───── INFORMATION SUPPLIED

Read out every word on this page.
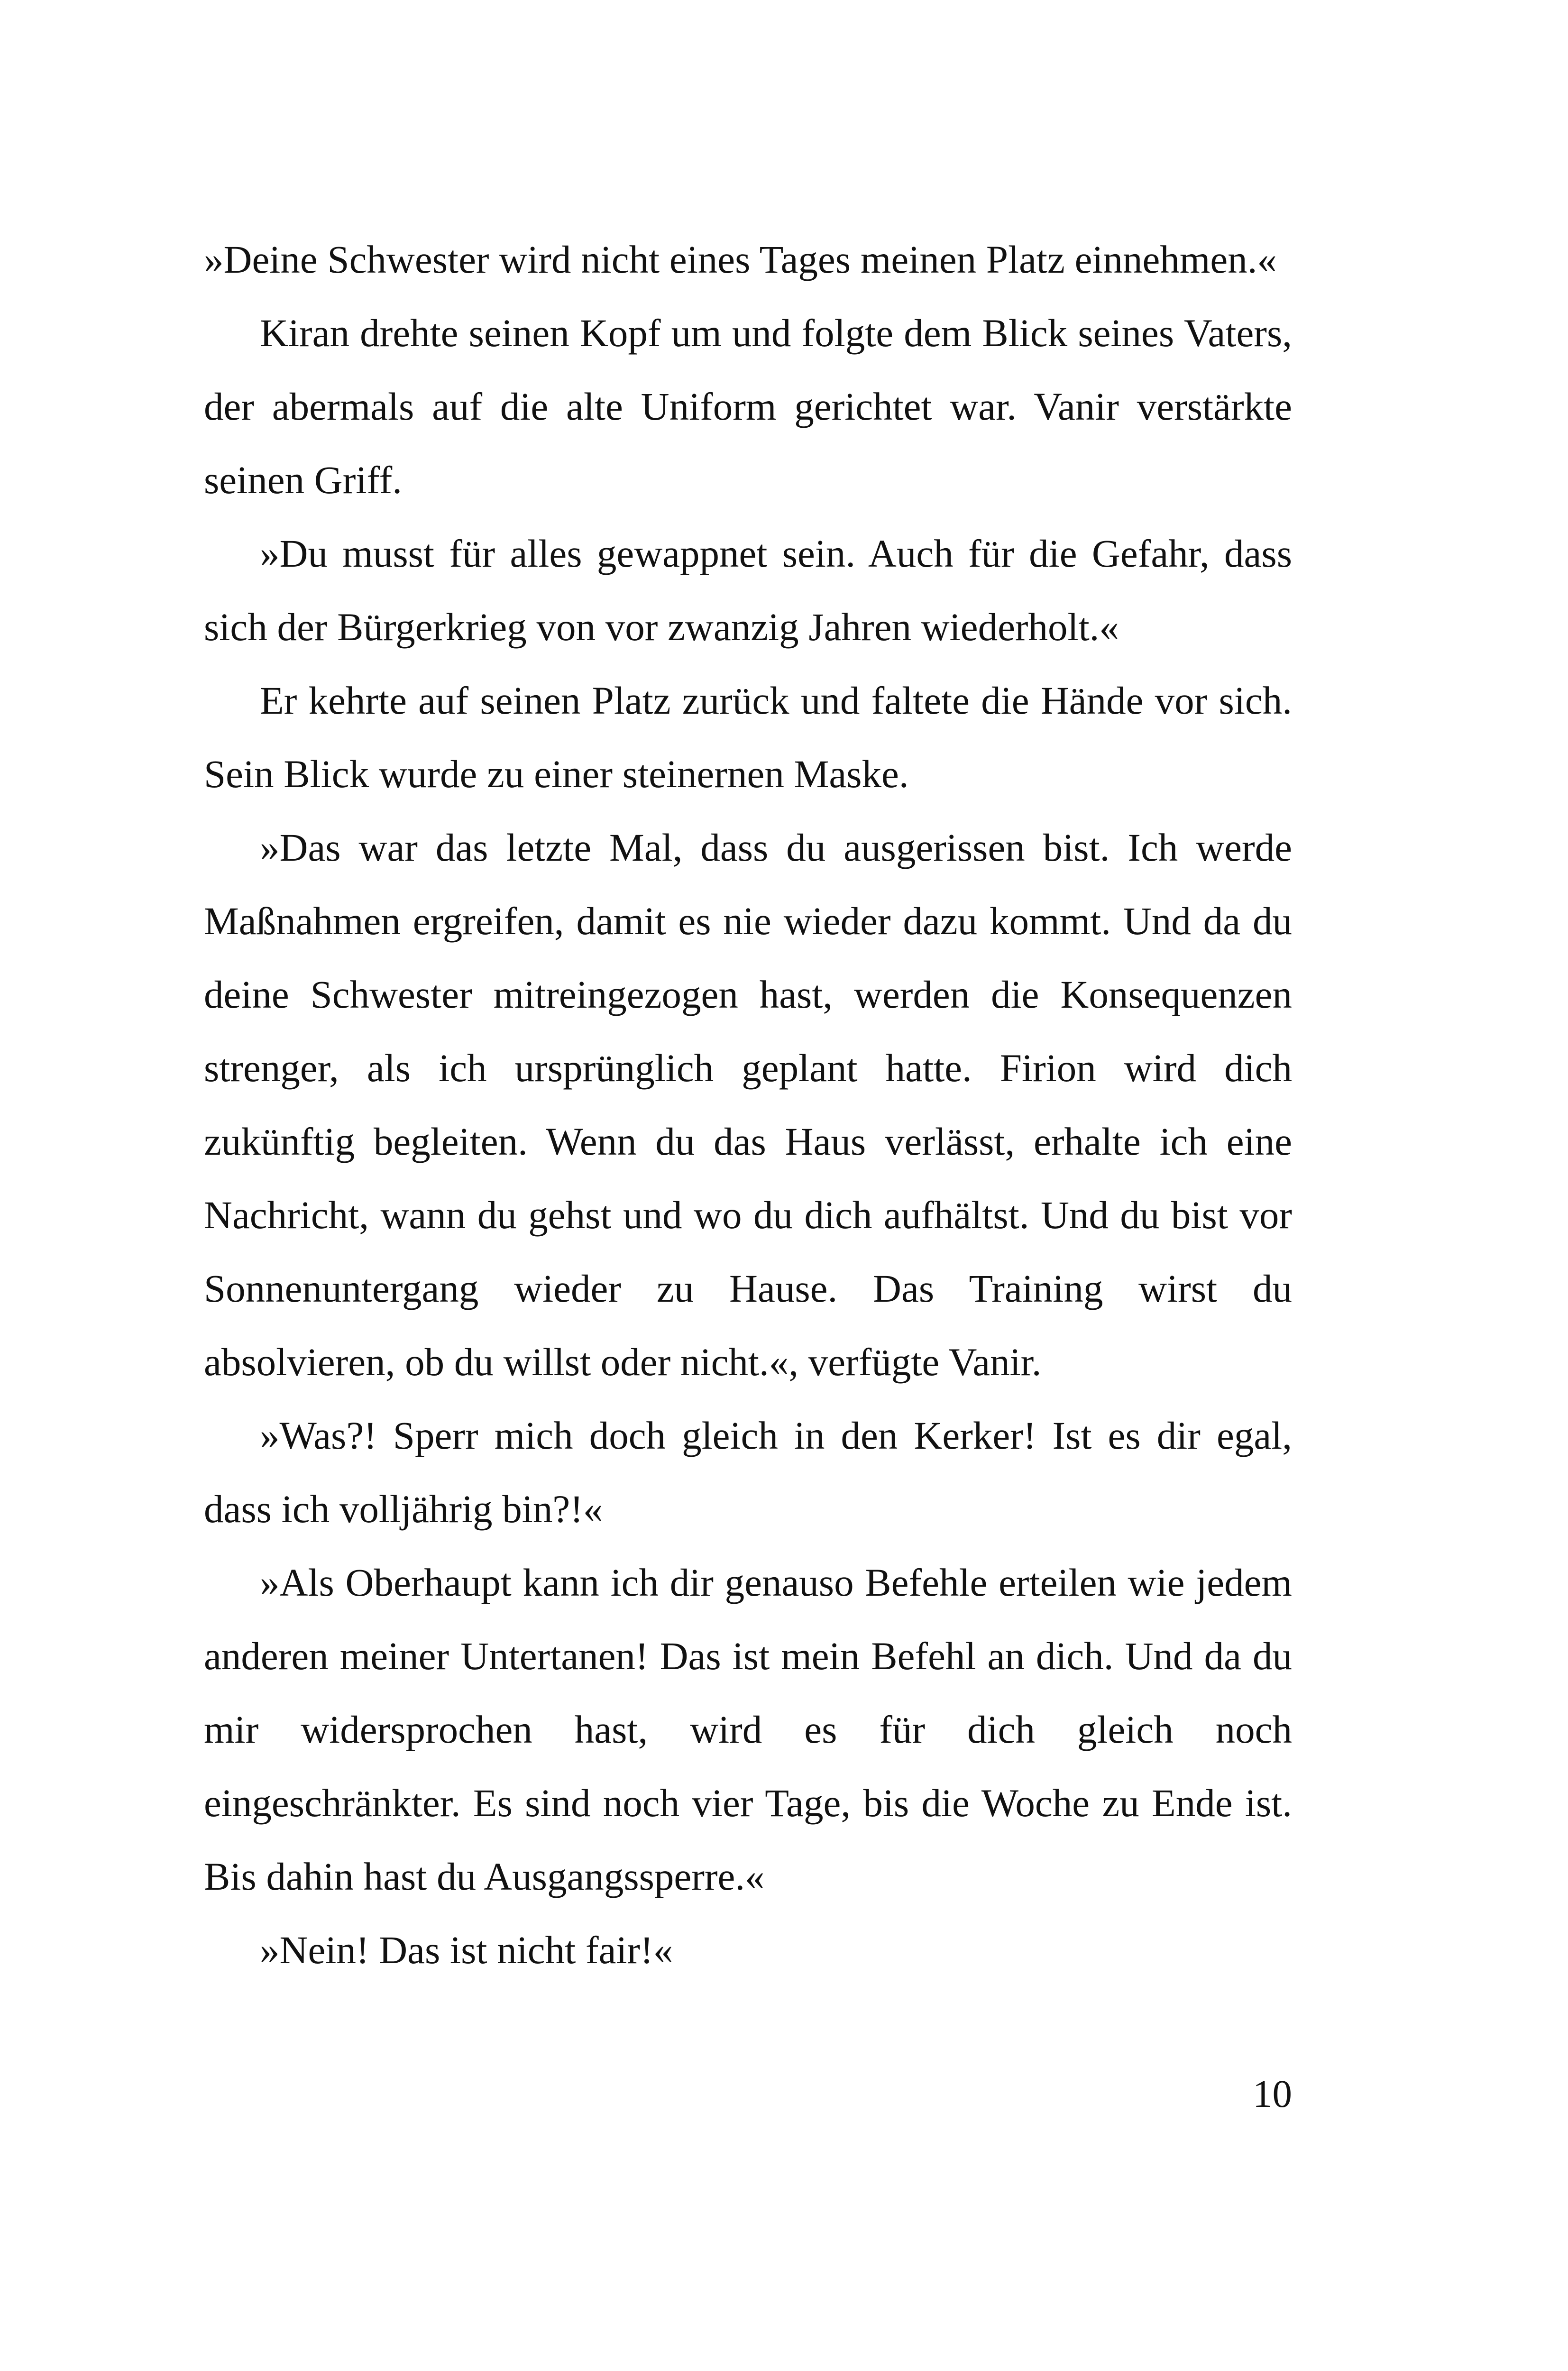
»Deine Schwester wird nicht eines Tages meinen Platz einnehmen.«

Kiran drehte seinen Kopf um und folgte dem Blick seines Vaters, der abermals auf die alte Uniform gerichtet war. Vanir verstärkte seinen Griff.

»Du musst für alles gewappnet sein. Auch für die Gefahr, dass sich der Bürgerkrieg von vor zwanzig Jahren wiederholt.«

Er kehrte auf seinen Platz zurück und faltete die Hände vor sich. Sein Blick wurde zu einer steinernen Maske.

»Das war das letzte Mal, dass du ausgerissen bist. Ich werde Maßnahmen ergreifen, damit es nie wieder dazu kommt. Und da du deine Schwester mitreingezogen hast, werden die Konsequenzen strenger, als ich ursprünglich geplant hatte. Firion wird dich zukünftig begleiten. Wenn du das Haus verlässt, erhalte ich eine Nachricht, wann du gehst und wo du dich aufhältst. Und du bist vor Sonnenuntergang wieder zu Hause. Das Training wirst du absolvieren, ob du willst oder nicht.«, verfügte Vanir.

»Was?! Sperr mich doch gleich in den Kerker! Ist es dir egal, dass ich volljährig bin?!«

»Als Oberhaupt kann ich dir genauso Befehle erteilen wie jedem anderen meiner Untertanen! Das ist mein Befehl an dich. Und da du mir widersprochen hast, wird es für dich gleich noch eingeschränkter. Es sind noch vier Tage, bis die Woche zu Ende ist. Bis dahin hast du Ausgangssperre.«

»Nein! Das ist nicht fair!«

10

──────────
───── INFORMATION SUPPLIED

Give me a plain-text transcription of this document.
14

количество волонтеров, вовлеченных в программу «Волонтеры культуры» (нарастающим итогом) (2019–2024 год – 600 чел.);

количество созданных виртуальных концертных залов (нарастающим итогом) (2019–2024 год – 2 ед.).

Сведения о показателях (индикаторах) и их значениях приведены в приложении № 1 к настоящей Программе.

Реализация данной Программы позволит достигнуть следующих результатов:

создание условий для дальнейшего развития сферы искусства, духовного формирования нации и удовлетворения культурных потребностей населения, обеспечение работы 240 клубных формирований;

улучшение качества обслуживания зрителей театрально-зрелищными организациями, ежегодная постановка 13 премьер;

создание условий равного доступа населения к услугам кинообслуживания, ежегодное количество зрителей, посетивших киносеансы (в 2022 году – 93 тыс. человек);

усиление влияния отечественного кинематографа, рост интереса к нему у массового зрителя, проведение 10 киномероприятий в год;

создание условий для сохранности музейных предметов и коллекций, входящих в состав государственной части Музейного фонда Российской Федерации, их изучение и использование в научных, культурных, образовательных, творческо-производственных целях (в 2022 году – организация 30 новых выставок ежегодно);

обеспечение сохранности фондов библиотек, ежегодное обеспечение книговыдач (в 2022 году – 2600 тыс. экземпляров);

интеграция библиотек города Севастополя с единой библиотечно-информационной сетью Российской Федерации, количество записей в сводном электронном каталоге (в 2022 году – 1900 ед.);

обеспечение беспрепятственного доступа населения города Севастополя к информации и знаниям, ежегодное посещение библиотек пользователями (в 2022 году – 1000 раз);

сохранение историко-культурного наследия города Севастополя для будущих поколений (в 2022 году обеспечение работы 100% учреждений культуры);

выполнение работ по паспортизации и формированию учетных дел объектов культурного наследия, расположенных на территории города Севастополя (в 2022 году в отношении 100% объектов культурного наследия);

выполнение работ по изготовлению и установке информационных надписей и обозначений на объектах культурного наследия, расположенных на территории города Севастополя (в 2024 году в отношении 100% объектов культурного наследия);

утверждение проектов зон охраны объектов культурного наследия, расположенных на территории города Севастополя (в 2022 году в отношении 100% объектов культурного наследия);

──────────

**SET EXERCISE**
Within the listing above, find every line containing the string "населения" and return it.

**CORRECT RESULT**
создание условий для дальнейшего развития сферы искусства, духовного формирования нации и удовлетворения культурных потребностей населения, обеспечение работы 240 клубных формирований;
создание условий равного доступа населения к услугам кинообслуживания, ежегодное количество зрителей, посетивших киносеансы (в 2022 году – 93 тыс. человек);
обеспечение беспрепятственного доступа населения города Севастополя к информации и знаниям, ежегодное посещение библиотек пользователями (в 2022 году – 1000 раз);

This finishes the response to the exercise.